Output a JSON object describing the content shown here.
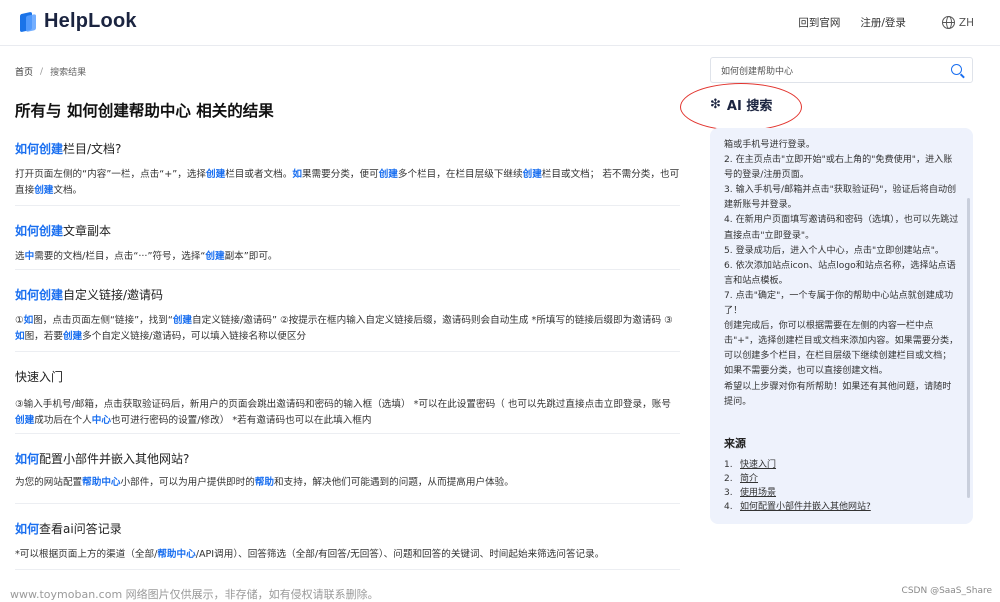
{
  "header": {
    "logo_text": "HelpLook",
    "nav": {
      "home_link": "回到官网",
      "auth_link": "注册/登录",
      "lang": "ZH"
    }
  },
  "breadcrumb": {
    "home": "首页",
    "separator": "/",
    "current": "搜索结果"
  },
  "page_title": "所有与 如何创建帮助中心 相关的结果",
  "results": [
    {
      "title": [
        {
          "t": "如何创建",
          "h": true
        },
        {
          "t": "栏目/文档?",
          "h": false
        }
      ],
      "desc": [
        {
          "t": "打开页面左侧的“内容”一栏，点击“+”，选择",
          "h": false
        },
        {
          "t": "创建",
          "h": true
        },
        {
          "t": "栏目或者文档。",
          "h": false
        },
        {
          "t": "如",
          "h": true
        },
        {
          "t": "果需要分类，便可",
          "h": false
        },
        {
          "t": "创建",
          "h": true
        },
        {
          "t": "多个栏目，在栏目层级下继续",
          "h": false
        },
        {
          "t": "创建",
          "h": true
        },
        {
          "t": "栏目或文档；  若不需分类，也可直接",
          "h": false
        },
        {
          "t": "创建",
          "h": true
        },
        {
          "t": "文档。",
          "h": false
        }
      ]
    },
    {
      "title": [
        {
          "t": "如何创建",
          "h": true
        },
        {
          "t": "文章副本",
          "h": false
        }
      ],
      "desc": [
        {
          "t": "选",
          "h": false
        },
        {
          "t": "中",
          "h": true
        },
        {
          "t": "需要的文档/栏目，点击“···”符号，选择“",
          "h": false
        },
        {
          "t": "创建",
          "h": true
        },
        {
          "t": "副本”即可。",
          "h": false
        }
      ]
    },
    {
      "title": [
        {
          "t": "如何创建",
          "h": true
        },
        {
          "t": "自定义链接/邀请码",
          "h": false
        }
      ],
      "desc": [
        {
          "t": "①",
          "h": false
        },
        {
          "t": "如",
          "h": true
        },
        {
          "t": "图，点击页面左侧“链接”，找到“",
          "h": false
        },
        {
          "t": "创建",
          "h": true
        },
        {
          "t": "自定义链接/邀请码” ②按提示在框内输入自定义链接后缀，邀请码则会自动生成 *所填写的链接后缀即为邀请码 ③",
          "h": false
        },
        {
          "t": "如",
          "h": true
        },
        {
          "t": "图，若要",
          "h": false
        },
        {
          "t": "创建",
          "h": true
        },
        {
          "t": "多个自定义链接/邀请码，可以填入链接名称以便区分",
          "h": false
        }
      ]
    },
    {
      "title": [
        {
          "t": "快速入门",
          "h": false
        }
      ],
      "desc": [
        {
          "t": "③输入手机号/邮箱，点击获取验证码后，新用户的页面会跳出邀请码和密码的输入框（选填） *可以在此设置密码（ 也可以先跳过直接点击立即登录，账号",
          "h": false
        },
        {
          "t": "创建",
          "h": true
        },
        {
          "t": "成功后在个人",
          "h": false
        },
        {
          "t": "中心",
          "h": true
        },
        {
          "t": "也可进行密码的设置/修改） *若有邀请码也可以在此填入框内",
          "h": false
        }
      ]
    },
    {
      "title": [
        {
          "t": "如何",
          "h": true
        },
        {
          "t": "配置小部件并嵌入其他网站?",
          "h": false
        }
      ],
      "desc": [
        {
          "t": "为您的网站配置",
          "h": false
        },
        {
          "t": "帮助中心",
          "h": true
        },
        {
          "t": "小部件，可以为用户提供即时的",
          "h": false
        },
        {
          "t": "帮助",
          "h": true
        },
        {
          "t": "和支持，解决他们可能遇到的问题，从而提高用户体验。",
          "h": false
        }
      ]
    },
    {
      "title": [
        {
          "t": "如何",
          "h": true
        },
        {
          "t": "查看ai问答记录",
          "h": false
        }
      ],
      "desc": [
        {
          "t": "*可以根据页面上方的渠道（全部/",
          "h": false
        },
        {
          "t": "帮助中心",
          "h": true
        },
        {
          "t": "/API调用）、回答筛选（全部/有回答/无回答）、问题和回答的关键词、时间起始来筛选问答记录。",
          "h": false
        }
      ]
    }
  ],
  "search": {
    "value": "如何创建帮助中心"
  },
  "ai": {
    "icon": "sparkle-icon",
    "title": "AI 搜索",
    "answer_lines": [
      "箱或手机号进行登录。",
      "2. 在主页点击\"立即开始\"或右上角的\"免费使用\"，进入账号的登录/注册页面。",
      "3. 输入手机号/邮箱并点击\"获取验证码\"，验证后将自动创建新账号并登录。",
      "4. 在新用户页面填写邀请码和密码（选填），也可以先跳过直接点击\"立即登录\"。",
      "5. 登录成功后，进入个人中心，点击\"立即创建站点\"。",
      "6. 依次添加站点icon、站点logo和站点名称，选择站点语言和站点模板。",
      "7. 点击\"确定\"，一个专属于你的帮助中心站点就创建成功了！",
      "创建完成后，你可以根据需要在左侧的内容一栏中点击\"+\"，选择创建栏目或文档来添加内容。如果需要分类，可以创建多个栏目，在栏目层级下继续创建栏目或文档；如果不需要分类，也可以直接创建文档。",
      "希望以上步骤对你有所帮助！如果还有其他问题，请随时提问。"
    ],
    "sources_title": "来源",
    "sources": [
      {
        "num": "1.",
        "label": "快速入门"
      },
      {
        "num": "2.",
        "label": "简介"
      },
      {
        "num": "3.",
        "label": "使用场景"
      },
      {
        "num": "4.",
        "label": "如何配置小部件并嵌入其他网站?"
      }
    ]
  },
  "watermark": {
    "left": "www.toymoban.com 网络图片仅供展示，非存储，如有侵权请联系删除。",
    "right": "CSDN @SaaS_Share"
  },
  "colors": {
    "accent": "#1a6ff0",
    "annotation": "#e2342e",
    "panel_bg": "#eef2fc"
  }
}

==

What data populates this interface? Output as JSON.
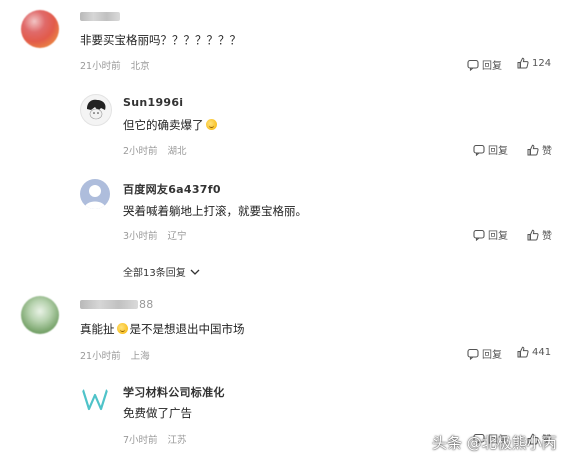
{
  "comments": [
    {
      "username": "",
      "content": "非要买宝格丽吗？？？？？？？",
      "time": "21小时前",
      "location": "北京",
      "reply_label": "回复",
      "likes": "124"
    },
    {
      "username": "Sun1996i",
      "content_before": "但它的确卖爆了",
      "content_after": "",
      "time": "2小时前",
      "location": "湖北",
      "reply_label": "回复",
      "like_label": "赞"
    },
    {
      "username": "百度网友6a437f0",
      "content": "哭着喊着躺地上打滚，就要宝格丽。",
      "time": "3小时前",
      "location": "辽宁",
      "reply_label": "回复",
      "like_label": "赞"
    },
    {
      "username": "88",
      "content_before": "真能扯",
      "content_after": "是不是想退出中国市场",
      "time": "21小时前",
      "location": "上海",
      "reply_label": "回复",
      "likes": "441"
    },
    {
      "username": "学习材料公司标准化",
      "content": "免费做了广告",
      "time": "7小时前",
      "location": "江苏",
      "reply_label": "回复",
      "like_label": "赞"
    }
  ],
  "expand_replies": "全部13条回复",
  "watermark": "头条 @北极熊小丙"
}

**Exercise**.
Say how many lines in this listing hold the string "如何创建帮助中心", giving the count and nothing more.

**Result of the task**.
2